### [What is expected]
Each line containing the word "Diamant" should be found and copied.

### [Given records]
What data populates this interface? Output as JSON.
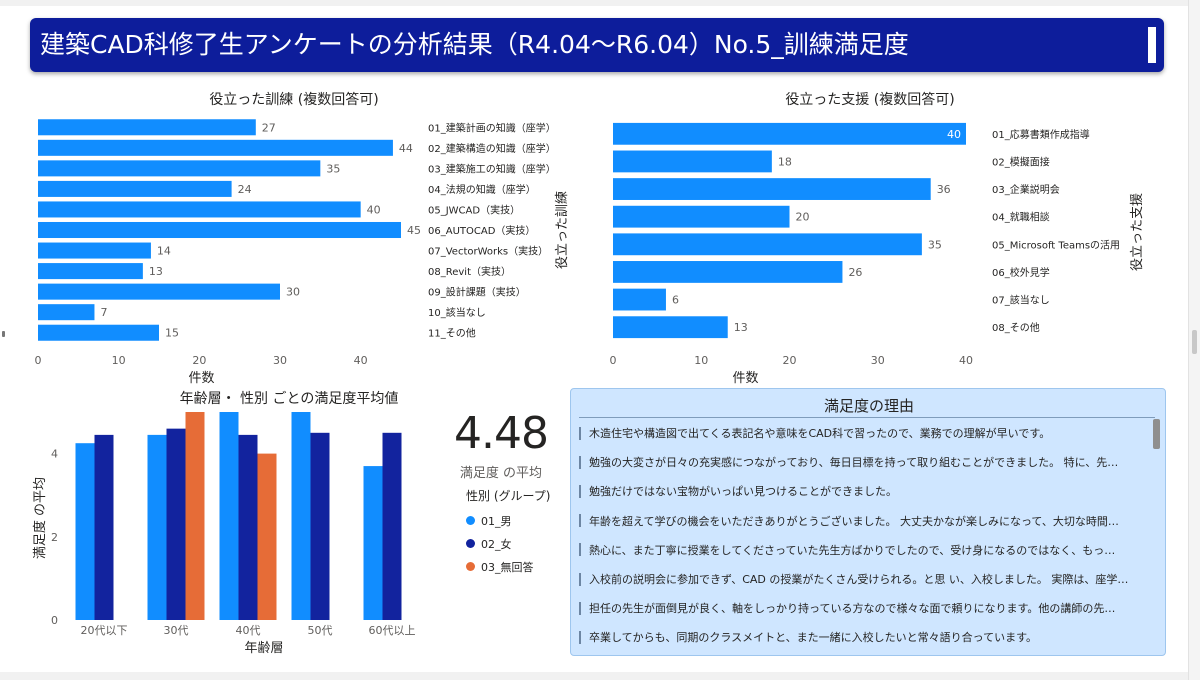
{
  "header": {
    "title": "建築CAD科修了生アンケートの分析結果（R4.04〜R6.04）No.5_訓練満足度"
  },
  "colors": {
    "header_bg": "#0d1d9b",
    "bar": "#118dff",
    "male": "#118dff",
    "female": "#12239e",
    "no_answer": "#e66c37",
    "panel_bg": "#cfe6ff"
  },
  "chart_data": [
    {
      "type": "bar",
      "orientation": "horizontal",
      "title": "役立った訓練 (複数回答可)",
      "xlabel": "件数",
      "ylabel": "役立った訓練",
      "xlim": [
        0,
        45
      ],
      "xticks": [
        0,
        10,
        20,
        30,
        40
      ],
      "grid": false,
      "categories": [
        "01_建築計画の知識（座学）",
        "02_建築構造の知識（座学）",
        "03_建築施工の知識（座学）",
        "04_法規の知識（座学）",
        "05_JWCAD（実技）",
        "06_AUTOCAD（実技）",
        "07_VectorWorks（実技）",
        "08_Revit（実技）",
        "09_設計課題（実技）",
        "10_該当なし",
        "11_その他"
      ],
      "values": [
        27,
        44,
        35,
        24,
        40,
        45,
        14,
        13,
        30,
        7,
        15
      ]
    },
    {
      "type": "bar",
      "orientation": "horizontal",
      "title": "役立った支援 (複数回答可)",
      "xlabel": "件数",
      "ylabel": "役立った支援",
      "xlim": [
        0,
        40
      ],
      "xticks": [
        0,
        10,
        20,
        30,
        40
      ],
      "grid": false,
      "categories": [
        "01_応募書類作成指導",
        "02_模擬面接",
        "03_企業説明会",
        "04_就職相談",
        "05_Microsoft Teamsの活用",
        "06_校外見学",
        "07_該当なし",
        "08_その他"
      ],
      "values": [
        40,
        18,
        36,
        20,
        35,
        26,
        6,
        13
      ]
    },
    {
      "type": "bar",
      "orientation": "vertical",
      "title": "年齢層・ 性別 ごとの満足度平均値",
      "xlabel": "年齢層",
      "ylabel": "満足度 の平均",
      "ylim": [
        0,
        5
      ],
      "yticks": [
        0,
        2,
        4
      ],
      "grid": false,
      "categories": [
        "20代以下",
        "30代",
        "40代",
        "50代",
        "60代以上"
      ],
      "legend_title": "性別 (グループ)",
      "legend_position": "right",
      "series": [
        {
          "name": "01_男",
          "color": "#118dff",
          "values": [
            4.25,
            4.45,
            5.0,
            5.0,
            3.7
          ]
        },
        {
          "name": "02_女",
          "color": "#12239e",
          "values": [
            4.45,
            4.6,
            4.45,
            4.5,
            4.5
          ]
        },
        {
          "name": "03_無回答",
          "color": "#e66c37",
          "values": [
            null,
            5.0,
            4.0,
            null,
            null
          ]
        }
      ]
    }
  ],
  "kpi": {
    "value": "4.48",
    "label": "満足度 の平均"
  },
  "reasons": {
    "title": "満足度の理由",
    "items": [
      "木造住宅や構造図で出てくる表記名や意味をCAD科で習ったので、業務での理解が早いです。",
      "勉強の大変さが日々の充実感につながっており、毎日目標を持って取り組むことができました。 特に、先…",
      "勉強だけではない宝物がいっぱい見つけることができました。",
      "年齢を超えて学びの機会をいただきありがとうございました。 大丈夫かなが楽しみになって、大切な時間…",
      "熱心に、また丁寧に授業をしてくださっていた先生方ばかりでしたので、受け身になるのではなく、もっ…",
      "入校前の説明会に参加できず、CAD の授業がたくさん受けられる。と思 い、入校しました。 実際は、座学…",
      "担任の先生が面倒見が良く、軸をしっかり持っている方なので様々な面で頼りになります。他の講師の先…",
      "卒業してからも、同期のクラスメイトと、また一緒に入校したいと常々語り合っています。"
    ]
  }
}
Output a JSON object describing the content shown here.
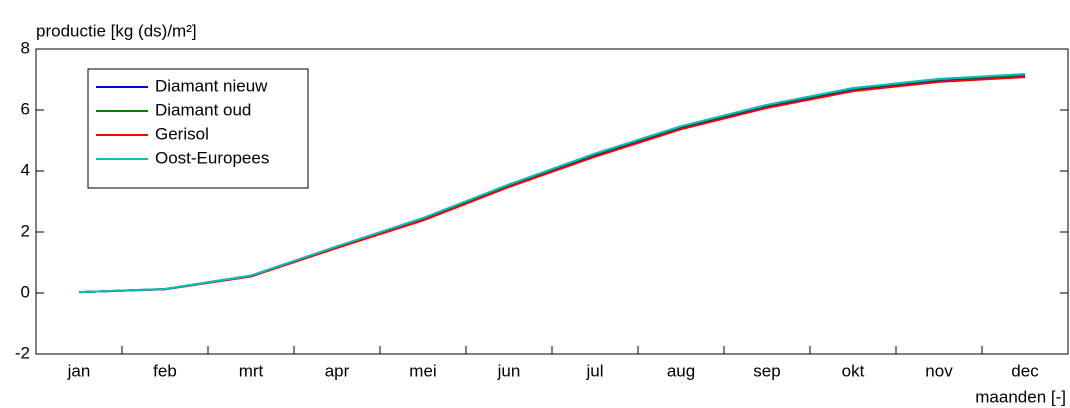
{
  "chart_data": {
    "type": "line",
    "ylabel": "productie [kg (ds)/m²]",
    "xlabel": "maanden [-]",
    "categories": [
      "jan",
      "feb",
      "mrt",
      "apr",
      "mei",
      "jun",
      "jul",
      "aug",
      "sep",
      "okt",
      "nov",
      "dec"
    ],
    "ylim": [
      -2,
      8
    ],
    "yticks": [
      -2,
      0,
      2,
      4,
      6,
      8
    ],
    "grid": false,
    "legend": "upper left",
    "series": [
      {
        "name": "Diamant nieuw",
        "color": "#0000ff",
        "values": [
          0.03,
          0.12,
          0.55,
          1.5,
          2.4,
          3.5,
          4.5,
          5.4,
          6.1,
          6.65,
          6.95,
          7.1
        ]
      },
      {
        "name": "Diamant oud",
        "color": "#008000",
        "values": [
          0.03,
          0.13,
          0.57,
          1.52,
          2.45,
          3.55,
          4.55,
          5.45,
          6.15,
          6.7,
          7.0,
          7.15
        ]
      },
      {
        "name": "Gerisol",
        "color": "#ff0000",
        "values": [
          0.03,
          0.12,
          0.54,
          1.48,
          2.38,
          3.48,
          4.47,
          5.37,
          6.07,
          6.62,
          6.92,
          7.08
        ]
      },
      {
        "name": "Oost-Europees",
        "color": "#00bfbf",
        "values": [
          0.03,
          0.13,
          0.57,
          1.53,
          2.46,
          3.56,
          4.57,
          5.47,
          6.17,
          6.72,
          7.02,
          7.18
        ]
      }
    ]
  }
}
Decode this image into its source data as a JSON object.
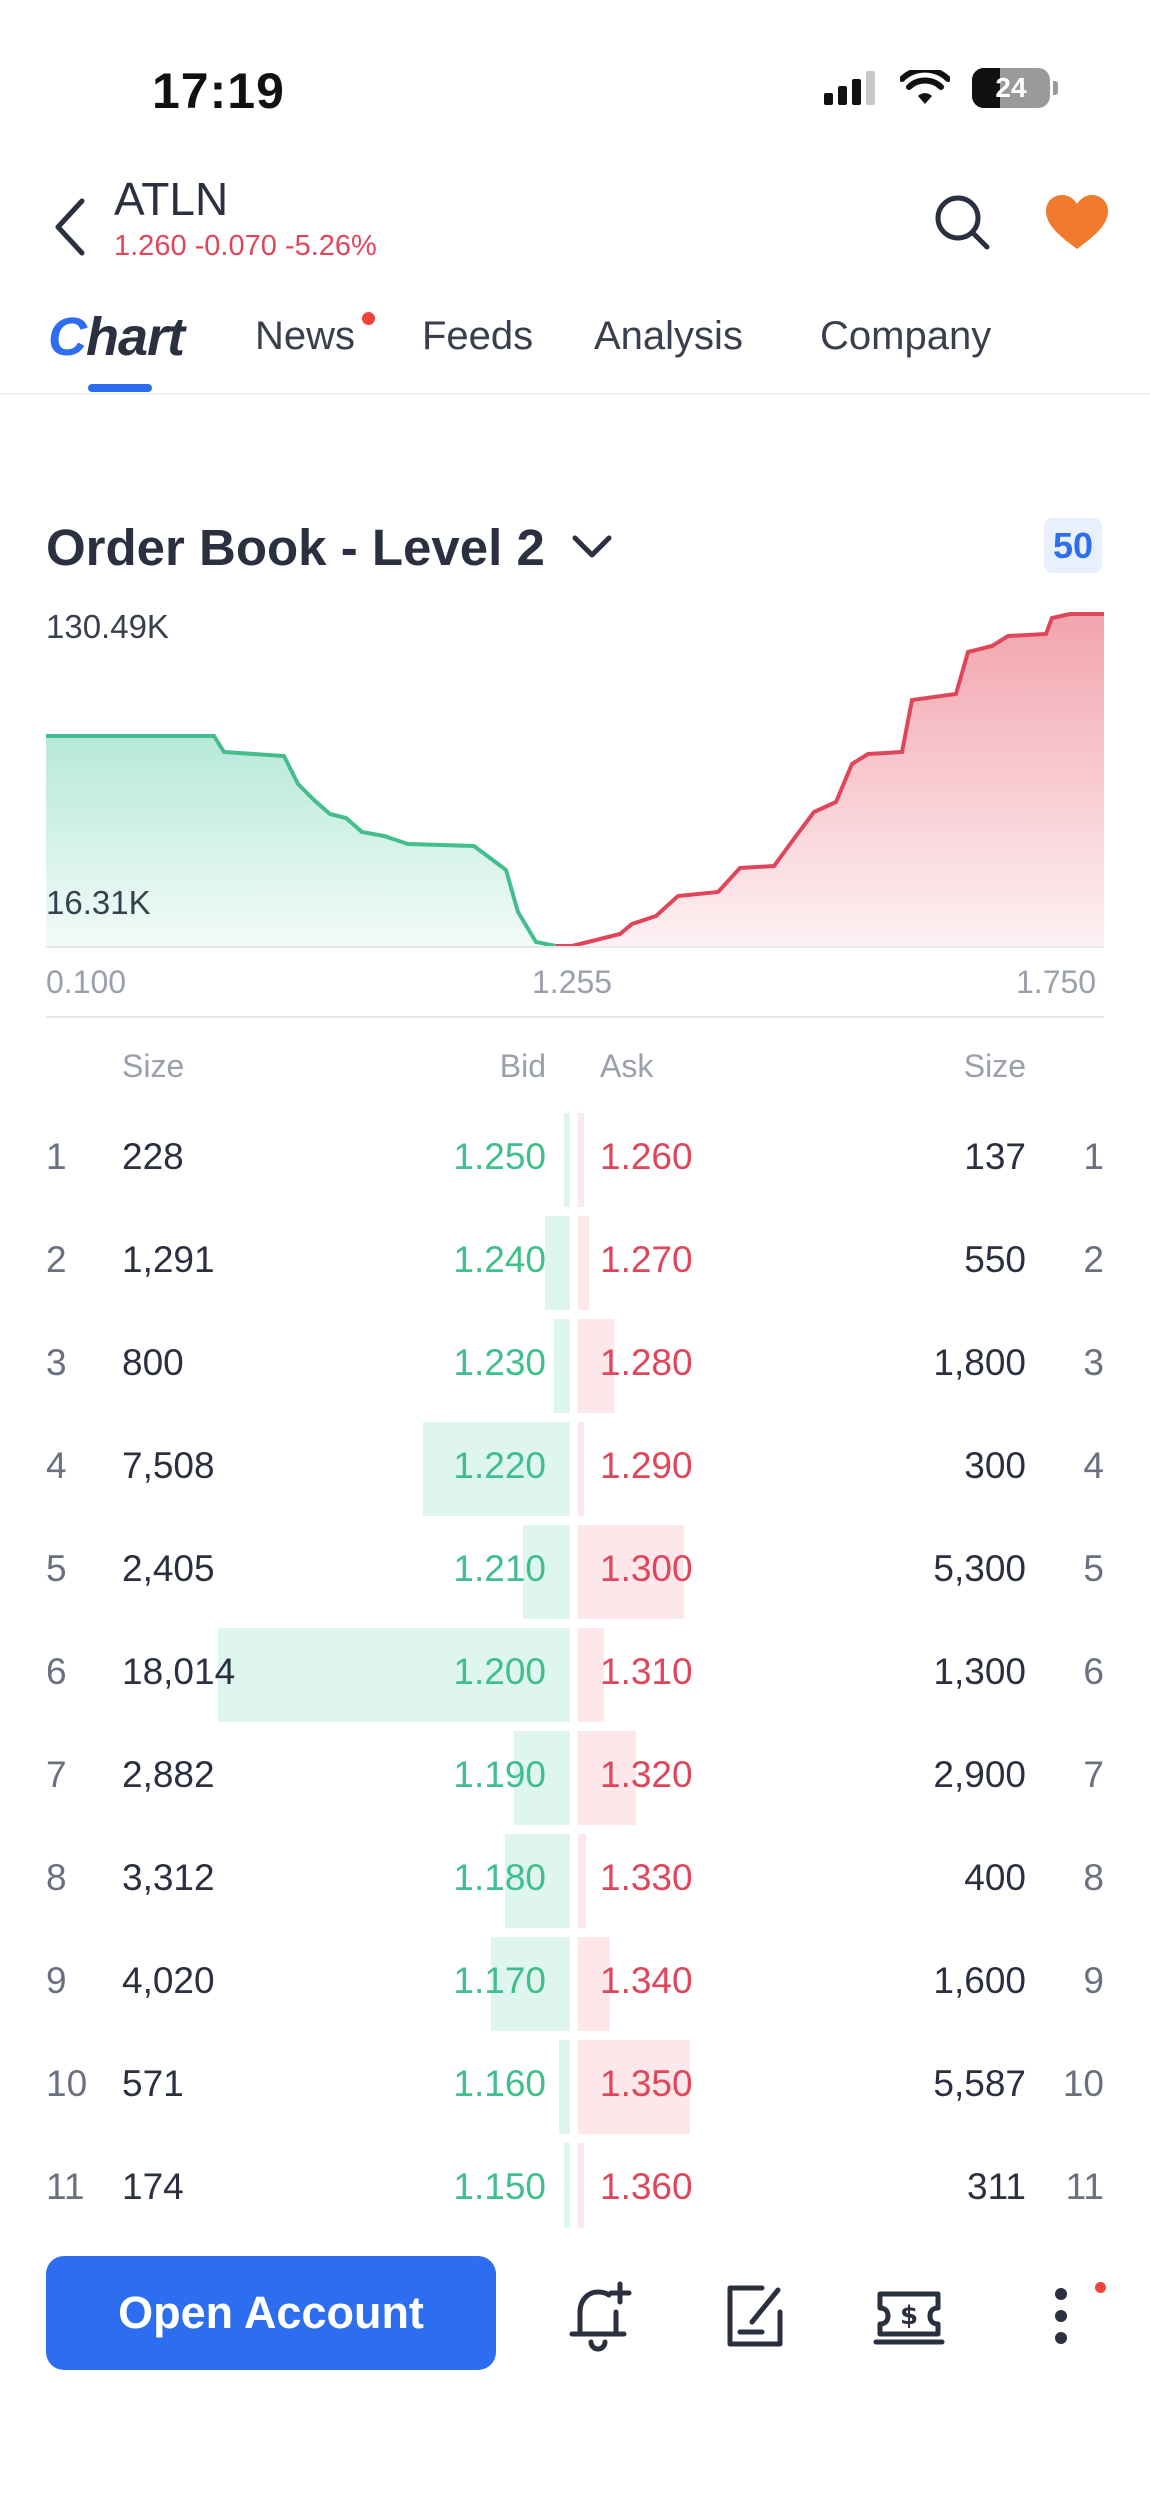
{
  "status_bar": {
    "time": "17:19",
    "battery": "24"
  },
  "header": {
    "ticker": "ATLN",
    "quote": "1.260 -0.070 -5.26%",
    "quote_color": "#e0465a"
  },
  "tabs": {
    "chart_c": "C",
    "chart_rest": "hart",
    "news": "News",
    "feeds": "Feeds",
    "analysis": "Analysis",
    "company": "Company",
    "active": "Chart"
  },
  "order_book": {
    "title": "Order Book - Level 2",
    "depth": "50",
    "chart": {
      "max_label": "130.49K",
      "min_label": "16.31K",
      "x_min": "0.100",
      "x_mid": "1.255",
      "x_max": "1.750"
    },
    "columns": {
      "size_left": "Size",
      "bid": "Bid",
      "ask": "Ask",
      "size_right": "Size"
    },
    "rows": [
      {
        "rank": "1",
        "bid_size": "228",
        "bid": "1.250",
        "ask": "1.260",
        "ask_size": "137"
      },
      {
        "rank": "2",
        "bid_size": "1,291",
        "bid": "1.240",
        "ask": "1.270",
        "ask_size": "550"
      },
      {
        "rank": "3",
        "bid_size": "800",
        "bid": "1.230",
        "ask": "1.280",
        "ask_size": "1,800"
      },
      {
        "rank": "4",
        "bid_size": "7,508",
        "bid": "1.220",
        "ask": "1.290",
        "ask_size": "300"
      },
      {
        "rank": "5",
        "bid_size": "2,405",
        "bid": "1.210",
        "ask": "1.300",
        "ask_size": "5,300"
      },
      {
        "rank": "6",
        "bid_size": "18,014",
        "bid": "1.200",
        "ask": "1.310",
        "ask_size": "1,300"
      },
      {
        "rank": "7",
        "bid_size": "2,882",
        "bid": "1.190",
        "ask": "1.320",
        "ask_size": "2,900"
      },
      {
        "rank": "8",
        "bid_size": "3,312",
        "bid": "1.180",
        "ask": "1.330",
        "ask_size": "400"
      },
      {
        "rank": "9",
        "bid_size": "4,020",
        "bid": "1.170",
        "ask": "1.340",
        "ask_size": "1,600"
      },
      {
        "rank": "10",
        "bid_size": "571",
        "bid": "1.160",
        "ask": "1.350",
        "ask_size": "5,587"
      },
      {
        "rank": "11",
        "bid_size": "174",
        "bid": "1.150",
        "ask": "1.360",
        "ask_size": "311"
      }
    ]
  },
  "bottom_bar": {
    "open_account": "Open Account",
    "icons": [
      "bell-plus-icon",
      "edit-note-icon",
      "dollar-ticket-icon",
      "more-vertical-icon"
    ]
  },
  "colors": {
    "accent": "#2d6ef0",
    "bid": "#3fbf8c",
    "ask": "#e0465a",
    "favorite": "#f07a2d"
  }
}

### [Answer to the task]
        "name": "Diamant nieuw",
        "name": "Diamant oud",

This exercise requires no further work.